Extracted material:

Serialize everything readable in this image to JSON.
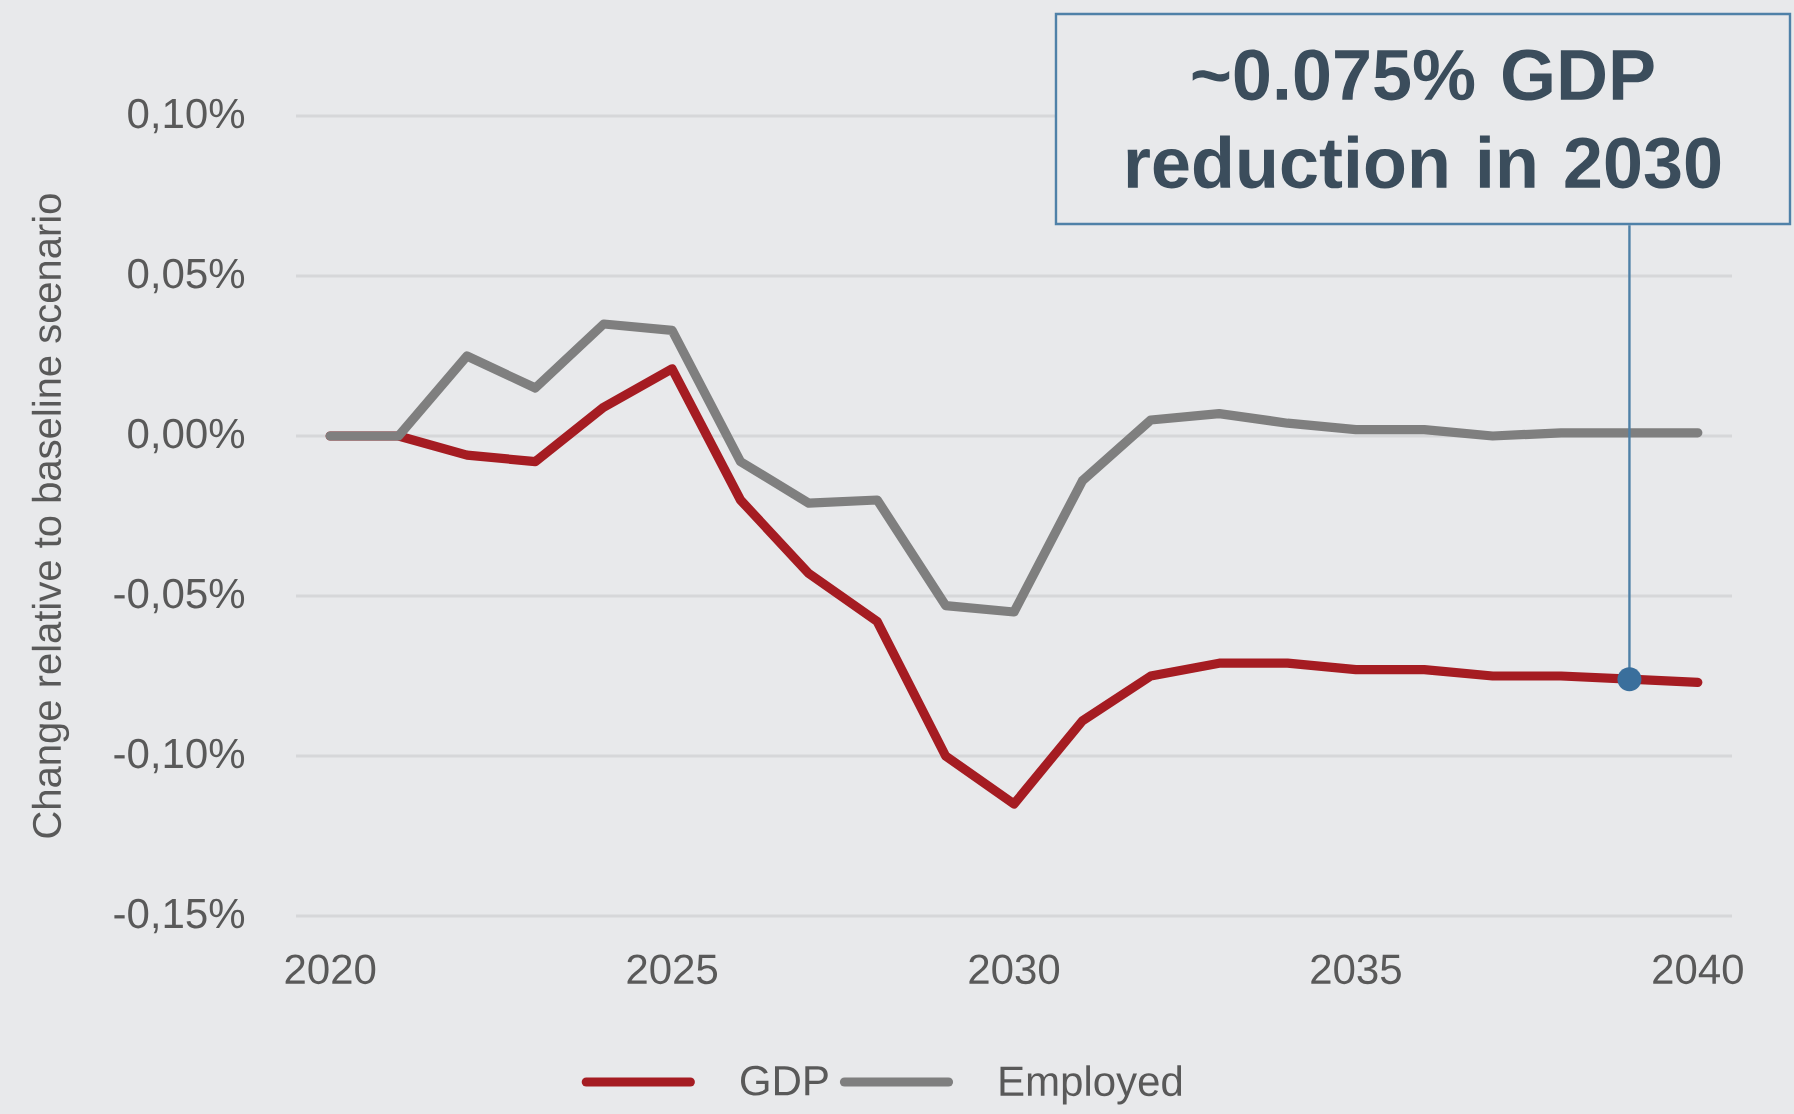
{
  "chart_data": {
    "type": "line",
    "ylabel": "Change relative to baseline scenario",
    "x": [
      2020,
      2021,
      2022,
      2023,
      2024,
      2025,
      2026,
      2027,
      2028,
      2029,
      2030,
      2031,
      2032,
      2033,
      2034,
      2035,
      2036,
      2037,
      2038,
      2039,
      2040
    ],
    "series": [
      {
        "name": "GDP",
        "color": "#a51c22",
        "values": [
          0,
          0,
          -0.006,
          -0.008,
          0.009,
          0.021,
          -0.02,
          -0.043,
          -0.058,
          -0.1,
          -0.115,
          -0.089,
          -0.075,
          -0.071,
          -0.071,
          -0.073,
          -0.073,
          -0.075,
          -0.075,
          -0.076,
          -0.077
        ]
      },
      {
        "name": "Employed",
        "color": "#7f7f7f",
        "values": [
          0,
          0,
          0.025,
          0.015,
          0.035,
          0.033,
          -0.008,
          -0.021,
          -0.02,
          -0.053,
          -0.055,
          -0.014,
          0.005,
          0.007,
          0.004,
          0.002,
          0.002,
          0,
          0.001,
          0.001,
          0.001
        ]
      }
    ],
    "xlim": [
      2019.5,
      2040.5
    ],
    "xticks": [
      2020,
      2025,
      2030,
      2035,
      2040
    ],
    "ylim": [
      -0.15,
      0.1
    ],
    "yticks": [
      {
        "value": -0.15,
        "label": "-0,15%"
      },
      {
        "value": -0.1,
        "label": "-0,10%"
      },
      {
        "value": -0.05,
        "label": "-0,05%"
      },
      {
        "value": 0,
        "label": "0,00%"
      },
      {
        "value": 0.05,
        "label": "0,05%"
      },
      {
        "value": 0.1,
        "label": "0,10%"
      }
    ],
    "grid": "y",
    "legend": "bottom",
    "annotations": [
      {
        "text": "~0.075% GDP reduction in 2030",
        "x": 2039,
        "y": -0.076
      }
    ]
  }
}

Task statement:
Excluding the pictures, reproduce every entry exactly as given.

Correct response:
Serialize everything readable in this image to JSON.
{
  "chart_data": {
    "type": "line",
    "ylabel": "Change relative to baseline scenario",
    "x": [
      2020,
      2021,
      2022,
      2023,
      2024,
      2025,
      2026,
      2027,
      2028,
      2029,
      2030,
      2031,
      2032,
      2033,
      2034,
      2035,
      2036,
      2037,
      2038,
      2039,
      2040
    ],
    "series": [
      {
        "name": "GDP",
        "color": "#a51c22",
        "values": [
          0,
          0,
          -0.006,
          -0.008,
          0.009,
          0.021,
          -0.02,
          -0.043,
          -0.058,
          -0.1,
          -0.115,
          -0.089,
          -0.075,
          -0.071,
          -0.071,
          -0.073,
          -0.073,
          -0.075,
          -0.075,
          -0.076,
          -0.077
        ]
      },
      {
        "name": "Employed",
        "color": "#7f7f7f",
        "values": [
          0,
          0,
          0.025,
          0.015,
          0.035,
          0.033,
          -0.008,
          -0.021,
          -0.02,
          -0.053,
          -0.055,
          -0.014,
          0.005,
          0.007,
          0.004,
          0.002,
          0.002,
          0,
          0.001,
          0.001,
          0.001
        ]
      }
    ],
    "xlim": [
      2019.5,
      2040.5
    ],
    "xticks": [
      2020,
      2025,
      2030,
      2035,
      2040
    ],
    "ylim": [
      -0.15,
      0.1
    ],
    "yticks": [
      {
        "value": -0.15,
        "label": "-0,15%"
      },
      {
        "value": -0.1,
        "label": "-0,10%"
      },
      {
        "value": -0.05,
        "label": "-0,05%"
      },
      {
        "value": 0,
        "label": "0,00%"
      },
      {
        "value": 0.05,
        "label": "0,05%"
      },
      {
        "value": 0.1,
        "label": "0,10%"
      }
    ],
    "grid": "y",
    "legend": "bottom",
    "annotations": [
      {
        "text": "~0.075% GDP reduction in 2030",
        "x": 2039,
        "y": -0.076
      }
    ]
  }
}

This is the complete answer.